[Data listing]
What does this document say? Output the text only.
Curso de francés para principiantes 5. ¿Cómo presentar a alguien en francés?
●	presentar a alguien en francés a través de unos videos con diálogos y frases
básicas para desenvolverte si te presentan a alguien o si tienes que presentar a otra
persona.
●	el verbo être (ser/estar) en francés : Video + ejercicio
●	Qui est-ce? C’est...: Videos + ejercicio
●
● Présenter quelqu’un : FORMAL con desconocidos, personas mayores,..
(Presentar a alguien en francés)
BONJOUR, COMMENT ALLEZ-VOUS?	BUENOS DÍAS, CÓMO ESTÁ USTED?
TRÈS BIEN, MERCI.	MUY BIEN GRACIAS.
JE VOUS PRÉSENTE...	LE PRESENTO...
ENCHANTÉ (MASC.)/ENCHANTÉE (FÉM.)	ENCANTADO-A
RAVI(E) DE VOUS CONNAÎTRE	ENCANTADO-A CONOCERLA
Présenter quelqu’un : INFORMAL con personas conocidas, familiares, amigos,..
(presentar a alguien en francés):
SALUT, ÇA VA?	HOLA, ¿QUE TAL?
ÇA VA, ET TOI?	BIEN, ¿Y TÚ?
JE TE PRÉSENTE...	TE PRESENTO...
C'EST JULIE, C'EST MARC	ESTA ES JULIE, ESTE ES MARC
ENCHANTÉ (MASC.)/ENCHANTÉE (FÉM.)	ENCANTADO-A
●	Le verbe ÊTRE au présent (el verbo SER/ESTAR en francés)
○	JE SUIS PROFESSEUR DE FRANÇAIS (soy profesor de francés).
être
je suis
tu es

> [REQUIREMENT] Which lines contain "quelqu"? Copy each of them.

> [PROBLEM SOLUTION]
● Présenter quelqu’un : FORMAL con desconocidos, personas mayores,..
Présenter quelqu’un : INFORMAL con personas conocidas, familiares, amigos,..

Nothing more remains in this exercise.